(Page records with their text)
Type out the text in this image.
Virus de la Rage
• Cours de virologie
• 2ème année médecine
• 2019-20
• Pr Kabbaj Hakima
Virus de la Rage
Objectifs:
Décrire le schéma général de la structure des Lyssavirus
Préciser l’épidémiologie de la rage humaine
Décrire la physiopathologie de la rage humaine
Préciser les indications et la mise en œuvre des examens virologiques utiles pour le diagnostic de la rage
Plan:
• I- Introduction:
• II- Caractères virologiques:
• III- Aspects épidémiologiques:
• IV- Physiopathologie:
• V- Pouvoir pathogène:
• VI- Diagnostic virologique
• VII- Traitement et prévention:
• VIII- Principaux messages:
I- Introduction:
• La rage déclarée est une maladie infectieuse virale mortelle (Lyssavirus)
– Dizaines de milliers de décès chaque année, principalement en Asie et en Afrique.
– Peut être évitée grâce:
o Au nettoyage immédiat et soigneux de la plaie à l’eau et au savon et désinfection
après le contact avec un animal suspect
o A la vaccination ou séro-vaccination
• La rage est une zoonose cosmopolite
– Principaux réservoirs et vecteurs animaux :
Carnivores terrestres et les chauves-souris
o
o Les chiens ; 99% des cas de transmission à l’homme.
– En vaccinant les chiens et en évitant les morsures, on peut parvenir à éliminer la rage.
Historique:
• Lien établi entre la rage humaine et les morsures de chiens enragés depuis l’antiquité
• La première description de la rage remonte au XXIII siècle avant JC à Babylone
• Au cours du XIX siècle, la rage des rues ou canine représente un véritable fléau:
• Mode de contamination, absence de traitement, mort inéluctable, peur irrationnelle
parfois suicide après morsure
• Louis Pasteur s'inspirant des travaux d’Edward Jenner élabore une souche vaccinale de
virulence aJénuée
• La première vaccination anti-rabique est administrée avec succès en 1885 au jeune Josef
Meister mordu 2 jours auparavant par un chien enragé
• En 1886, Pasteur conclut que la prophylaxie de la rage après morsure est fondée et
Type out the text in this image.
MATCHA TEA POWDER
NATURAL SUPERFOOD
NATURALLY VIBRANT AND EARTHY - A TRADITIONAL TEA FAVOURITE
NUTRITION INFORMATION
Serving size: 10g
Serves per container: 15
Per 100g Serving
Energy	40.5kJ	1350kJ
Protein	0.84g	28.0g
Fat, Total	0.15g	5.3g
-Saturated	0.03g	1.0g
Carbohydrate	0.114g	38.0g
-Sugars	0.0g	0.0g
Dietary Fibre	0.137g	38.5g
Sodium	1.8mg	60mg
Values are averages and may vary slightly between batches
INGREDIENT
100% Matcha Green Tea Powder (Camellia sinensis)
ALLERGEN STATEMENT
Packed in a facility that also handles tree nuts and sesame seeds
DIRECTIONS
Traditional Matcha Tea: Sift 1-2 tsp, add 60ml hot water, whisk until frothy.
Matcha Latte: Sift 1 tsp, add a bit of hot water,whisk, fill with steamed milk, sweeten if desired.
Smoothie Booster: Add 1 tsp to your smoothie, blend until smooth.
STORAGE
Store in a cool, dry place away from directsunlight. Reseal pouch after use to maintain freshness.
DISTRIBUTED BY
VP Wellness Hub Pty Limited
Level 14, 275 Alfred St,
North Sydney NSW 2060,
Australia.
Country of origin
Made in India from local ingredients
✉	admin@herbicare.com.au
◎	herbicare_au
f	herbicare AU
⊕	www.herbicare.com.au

WHAT IS REQUIRED: The records above must each be restated exactly as they stand.

SOLUTION TO THIS TASK:
Type out the text in this image.
Virus de la Rage
• Cours de virologie
• 2ème année médecine
• 2019-20
• Pr Kabbaj Hakima
Virus de la Rage
Objectifs:
Décrire le schéma général de la structure des Lyssavirus
Préciser l’épidémiologie de la rage humaine
Décrire la physiopathologie de la rage humaine
Préciser les indications et la mise en œuvre des examens virologiques utiles pour le diagnostic de la rage
Plan:
• I- Introduction:
• II- Caractères virologiques:
• III- Aspects épidémiologiques:
• IV- Physiopathologie:
• V- Pouvoir pathogène:
• VI- Diagnostic virologique
• VII- Traitement et prévention:
• VIII- Principaux messages:
I- Introduction:
• La rage déclarée est une maladie infectieuse virale mortelle (Lyssavirus)
– Dizaines de milliers de décès chaque année, principalement en Asie et en Afrique.
– Peut être évitée grâce:
o Au nettoyage immédiat et soigneux de la plaie à l’eau et au savon et désinfection
après le contact avec un animal suspect
o A la vaccination ou séro-vaccination
• La rage est une zoonose cosmopolite
– Principaux réservoirs et vecteurs animaux :
Carnivores terrestres et les chauves-souris
o
o Les chiens ; 99% des cas de transmission à l’homme.
– En vaccinant les chiens et en évitant les morsures, on peut parvenir à éliminer la rage.
Historique:
• Lien établi entre la rage humaine et les morsures de chiens enragés depuis l’antiquité
• La première description de la rage remonte au XXIII siècle avant JC à Babylone
• Au cours du XIX siècle, la rage des rues ou canine représente un véritable fléau:
• Mode de contamination, absence de traitement, mort inéluctable, peur irrationnelle
parfois suicide après morsure
• Louis Pasteur s'inspirant des travaux d’Edward Jenner élabore une souche vaccinale de
virulence aJénuée
• La première vaccination anti-rabique est administrée avec succès en 1885 au jeune Josef
Meister mordu 2 jours auparavant par un chien enragé
• En 1886, Pasteur conclut que la prophylaxie de la rage après morsure est fondée et
Type out the text in this image.
MATCHA TEA POWDER
NATURAL SUPERFOOD
NATURALLY VIBRANT AND EARTHY - A TRADITIONAL TEA FAVOURITE
NUTRITION INFORMATION
Serving size: 10g
Serves per container: 15
Per 100g Serving
Energy	40.5kJ	1350kJ
Protein	0.84g	28.0g
Fat, Total	0.15g	5.3g
-Saturated	0.03g	1.0g
Carbohydrate	0.114g	38.0g
-Sugars	0.0g	0.0g
Dietary Fibre	0.137g	38.5g
Sodium	1.8mg	60mg
Values are averages and may vary slightly between batches
INGREDIENT
100% Matcha Green Tea Powder (Camellia sinensis)
ALLERGEN STATEMENT
Packed in a facility that also handles tree nuts and sesame seeds
DIRECTIONS
Traditional Matcha Tea: Sift 1-2 tsp, add 60ml hot water, whisk until frothy.
Matcha Latte: Sift 1 tsp, add a bit of hot water,whisk, fill with steamed milk, sweeten if desired.
Smoothie Booster: Add 1 tsp to your smoothie, blend until smooth.
STORAGE
Store in a cool, dry place away from directsunlight. Reseal pouch after use to maintain freshness.
DISTRIBUTED BY
VP Wellness Hub Pty Limited
Level 14, 275 Alfred St,
North Sydney NSW 2060,
Australia.
Country of origin
Made in India from local ingredients
✉	admin@herbicare.com.au
◎	herbicare_au
f	herbicare AU
⊕	www.herbicare.com.au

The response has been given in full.